begin Source data
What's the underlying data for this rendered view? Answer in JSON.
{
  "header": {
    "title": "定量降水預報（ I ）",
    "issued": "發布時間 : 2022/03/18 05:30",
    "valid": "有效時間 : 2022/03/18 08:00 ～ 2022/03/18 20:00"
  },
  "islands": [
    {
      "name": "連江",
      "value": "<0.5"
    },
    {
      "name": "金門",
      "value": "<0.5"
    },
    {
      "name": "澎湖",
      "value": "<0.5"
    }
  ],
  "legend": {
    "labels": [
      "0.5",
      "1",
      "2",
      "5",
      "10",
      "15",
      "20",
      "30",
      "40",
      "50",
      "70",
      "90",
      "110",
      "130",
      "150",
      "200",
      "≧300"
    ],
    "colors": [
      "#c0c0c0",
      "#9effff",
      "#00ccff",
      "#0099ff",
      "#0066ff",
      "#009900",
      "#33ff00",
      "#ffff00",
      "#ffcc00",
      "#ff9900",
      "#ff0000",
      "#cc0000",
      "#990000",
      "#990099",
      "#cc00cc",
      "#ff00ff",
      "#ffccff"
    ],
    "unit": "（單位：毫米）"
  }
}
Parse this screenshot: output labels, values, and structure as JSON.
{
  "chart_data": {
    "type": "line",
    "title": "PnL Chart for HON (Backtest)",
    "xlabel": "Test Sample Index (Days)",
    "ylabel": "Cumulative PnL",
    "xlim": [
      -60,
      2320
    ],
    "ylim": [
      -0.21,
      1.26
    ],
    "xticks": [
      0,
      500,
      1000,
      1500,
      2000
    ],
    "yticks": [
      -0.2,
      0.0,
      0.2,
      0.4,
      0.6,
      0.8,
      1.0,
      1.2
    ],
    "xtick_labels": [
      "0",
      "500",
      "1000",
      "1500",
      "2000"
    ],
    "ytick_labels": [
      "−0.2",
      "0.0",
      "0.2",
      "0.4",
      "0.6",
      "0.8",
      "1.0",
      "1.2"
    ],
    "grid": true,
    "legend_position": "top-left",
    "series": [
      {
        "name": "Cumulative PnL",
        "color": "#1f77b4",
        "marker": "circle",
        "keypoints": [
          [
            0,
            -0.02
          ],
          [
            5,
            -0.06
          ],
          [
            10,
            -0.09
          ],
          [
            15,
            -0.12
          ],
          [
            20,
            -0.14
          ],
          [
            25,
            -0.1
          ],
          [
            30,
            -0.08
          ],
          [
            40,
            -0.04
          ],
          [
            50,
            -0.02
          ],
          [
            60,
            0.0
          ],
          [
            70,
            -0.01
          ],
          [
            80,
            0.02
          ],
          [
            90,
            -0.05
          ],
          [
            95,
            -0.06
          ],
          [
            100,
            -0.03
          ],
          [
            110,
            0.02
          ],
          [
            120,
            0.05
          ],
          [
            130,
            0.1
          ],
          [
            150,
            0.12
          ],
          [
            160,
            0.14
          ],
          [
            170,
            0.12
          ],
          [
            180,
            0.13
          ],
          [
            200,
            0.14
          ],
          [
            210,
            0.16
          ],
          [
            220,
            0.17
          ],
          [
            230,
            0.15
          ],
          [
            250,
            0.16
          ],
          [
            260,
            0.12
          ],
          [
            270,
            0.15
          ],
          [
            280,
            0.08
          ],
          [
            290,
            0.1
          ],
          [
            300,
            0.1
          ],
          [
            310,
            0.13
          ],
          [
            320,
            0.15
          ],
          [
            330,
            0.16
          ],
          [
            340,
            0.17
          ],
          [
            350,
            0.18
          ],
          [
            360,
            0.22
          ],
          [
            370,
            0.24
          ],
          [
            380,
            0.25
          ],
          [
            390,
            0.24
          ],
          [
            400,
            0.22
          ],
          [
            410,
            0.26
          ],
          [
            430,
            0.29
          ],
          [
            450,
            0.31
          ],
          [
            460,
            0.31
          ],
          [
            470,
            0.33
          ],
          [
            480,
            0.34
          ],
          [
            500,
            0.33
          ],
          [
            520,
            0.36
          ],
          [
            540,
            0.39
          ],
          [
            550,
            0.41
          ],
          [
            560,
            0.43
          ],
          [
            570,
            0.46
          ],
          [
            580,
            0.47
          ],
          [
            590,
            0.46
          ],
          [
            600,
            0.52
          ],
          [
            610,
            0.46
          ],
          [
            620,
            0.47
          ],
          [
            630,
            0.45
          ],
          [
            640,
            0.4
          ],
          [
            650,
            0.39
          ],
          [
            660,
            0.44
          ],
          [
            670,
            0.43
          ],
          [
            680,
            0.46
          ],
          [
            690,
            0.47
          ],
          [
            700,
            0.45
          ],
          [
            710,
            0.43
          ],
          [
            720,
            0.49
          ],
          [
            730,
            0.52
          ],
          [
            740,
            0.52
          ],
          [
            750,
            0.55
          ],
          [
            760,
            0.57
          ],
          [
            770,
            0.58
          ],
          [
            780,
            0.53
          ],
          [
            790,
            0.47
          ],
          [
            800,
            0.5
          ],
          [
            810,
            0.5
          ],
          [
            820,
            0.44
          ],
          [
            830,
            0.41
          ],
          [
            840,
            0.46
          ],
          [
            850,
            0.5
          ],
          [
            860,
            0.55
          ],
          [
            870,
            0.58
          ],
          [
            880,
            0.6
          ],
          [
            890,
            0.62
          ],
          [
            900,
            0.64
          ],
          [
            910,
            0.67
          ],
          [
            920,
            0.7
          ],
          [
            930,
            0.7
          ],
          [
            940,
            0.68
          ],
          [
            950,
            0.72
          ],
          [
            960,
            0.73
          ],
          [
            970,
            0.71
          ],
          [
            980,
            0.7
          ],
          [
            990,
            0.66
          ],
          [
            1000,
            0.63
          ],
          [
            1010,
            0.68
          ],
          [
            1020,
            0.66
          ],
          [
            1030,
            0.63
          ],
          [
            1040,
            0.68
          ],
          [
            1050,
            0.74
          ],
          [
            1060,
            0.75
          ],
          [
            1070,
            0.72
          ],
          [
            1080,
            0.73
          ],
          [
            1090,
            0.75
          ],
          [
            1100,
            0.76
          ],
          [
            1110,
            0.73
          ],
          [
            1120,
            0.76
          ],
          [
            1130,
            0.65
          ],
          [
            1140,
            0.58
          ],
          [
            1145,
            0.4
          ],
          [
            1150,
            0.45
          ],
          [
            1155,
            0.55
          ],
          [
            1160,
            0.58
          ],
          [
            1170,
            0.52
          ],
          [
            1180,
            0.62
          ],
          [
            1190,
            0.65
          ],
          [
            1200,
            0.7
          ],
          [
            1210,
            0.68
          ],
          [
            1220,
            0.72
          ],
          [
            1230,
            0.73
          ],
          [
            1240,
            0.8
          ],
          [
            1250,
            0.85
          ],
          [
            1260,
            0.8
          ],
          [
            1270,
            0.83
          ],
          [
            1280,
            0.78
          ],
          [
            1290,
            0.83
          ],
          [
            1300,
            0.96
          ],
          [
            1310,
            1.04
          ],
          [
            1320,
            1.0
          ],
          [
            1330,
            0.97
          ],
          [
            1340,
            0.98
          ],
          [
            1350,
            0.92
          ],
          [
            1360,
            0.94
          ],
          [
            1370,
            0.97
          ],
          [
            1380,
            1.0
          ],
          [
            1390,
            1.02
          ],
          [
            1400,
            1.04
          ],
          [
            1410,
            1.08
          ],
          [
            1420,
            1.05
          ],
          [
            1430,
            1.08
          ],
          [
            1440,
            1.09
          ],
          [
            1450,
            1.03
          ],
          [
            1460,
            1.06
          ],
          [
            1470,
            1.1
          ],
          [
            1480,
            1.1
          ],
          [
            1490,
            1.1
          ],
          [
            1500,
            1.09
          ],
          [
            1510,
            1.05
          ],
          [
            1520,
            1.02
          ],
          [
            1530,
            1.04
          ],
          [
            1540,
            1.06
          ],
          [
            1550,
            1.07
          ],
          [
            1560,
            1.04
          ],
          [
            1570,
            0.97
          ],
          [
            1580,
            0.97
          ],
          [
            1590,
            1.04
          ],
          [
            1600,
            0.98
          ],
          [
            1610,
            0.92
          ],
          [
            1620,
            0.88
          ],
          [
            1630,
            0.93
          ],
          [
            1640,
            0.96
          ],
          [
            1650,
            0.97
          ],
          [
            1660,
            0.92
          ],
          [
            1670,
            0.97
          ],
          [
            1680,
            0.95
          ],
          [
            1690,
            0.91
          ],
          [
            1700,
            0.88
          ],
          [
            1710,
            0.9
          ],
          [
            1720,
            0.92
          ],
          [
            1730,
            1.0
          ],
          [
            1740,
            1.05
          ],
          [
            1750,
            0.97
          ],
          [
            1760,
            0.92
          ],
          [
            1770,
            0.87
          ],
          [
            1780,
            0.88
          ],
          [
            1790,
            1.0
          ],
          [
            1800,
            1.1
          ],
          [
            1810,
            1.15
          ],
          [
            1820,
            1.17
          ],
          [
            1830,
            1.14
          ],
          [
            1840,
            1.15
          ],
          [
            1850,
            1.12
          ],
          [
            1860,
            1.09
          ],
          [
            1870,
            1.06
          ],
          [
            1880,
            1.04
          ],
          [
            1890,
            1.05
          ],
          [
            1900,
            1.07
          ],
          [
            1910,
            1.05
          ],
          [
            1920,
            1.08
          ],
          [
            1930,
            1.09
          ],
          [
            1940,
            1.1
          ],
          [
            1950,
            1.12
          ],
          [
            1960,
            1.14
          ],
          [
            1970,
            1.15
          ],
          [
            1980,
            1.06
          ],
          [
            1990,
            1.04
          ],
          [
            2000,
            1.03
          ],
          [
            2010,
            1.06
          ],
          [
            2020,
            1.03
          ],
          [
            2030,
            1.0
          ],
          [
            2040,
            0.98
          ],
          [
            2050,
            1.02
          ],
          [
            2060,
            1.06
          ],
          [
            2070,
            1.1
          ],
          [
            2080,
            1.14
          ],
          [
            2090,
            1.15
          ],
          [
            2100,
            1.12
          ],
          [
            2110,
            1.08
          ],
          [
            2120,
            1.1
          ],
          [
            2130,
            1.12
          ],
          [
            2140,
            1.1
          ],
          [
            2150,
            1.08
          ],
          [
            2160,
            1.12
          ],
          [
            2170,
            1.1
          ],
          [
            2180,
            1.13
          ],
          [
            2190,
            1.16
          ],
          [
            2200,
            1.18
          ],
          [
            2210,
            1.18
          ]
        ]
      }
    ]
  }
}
end Source data
How many lines in the records above contain the word "this"? Give only the number.

Complete output =
2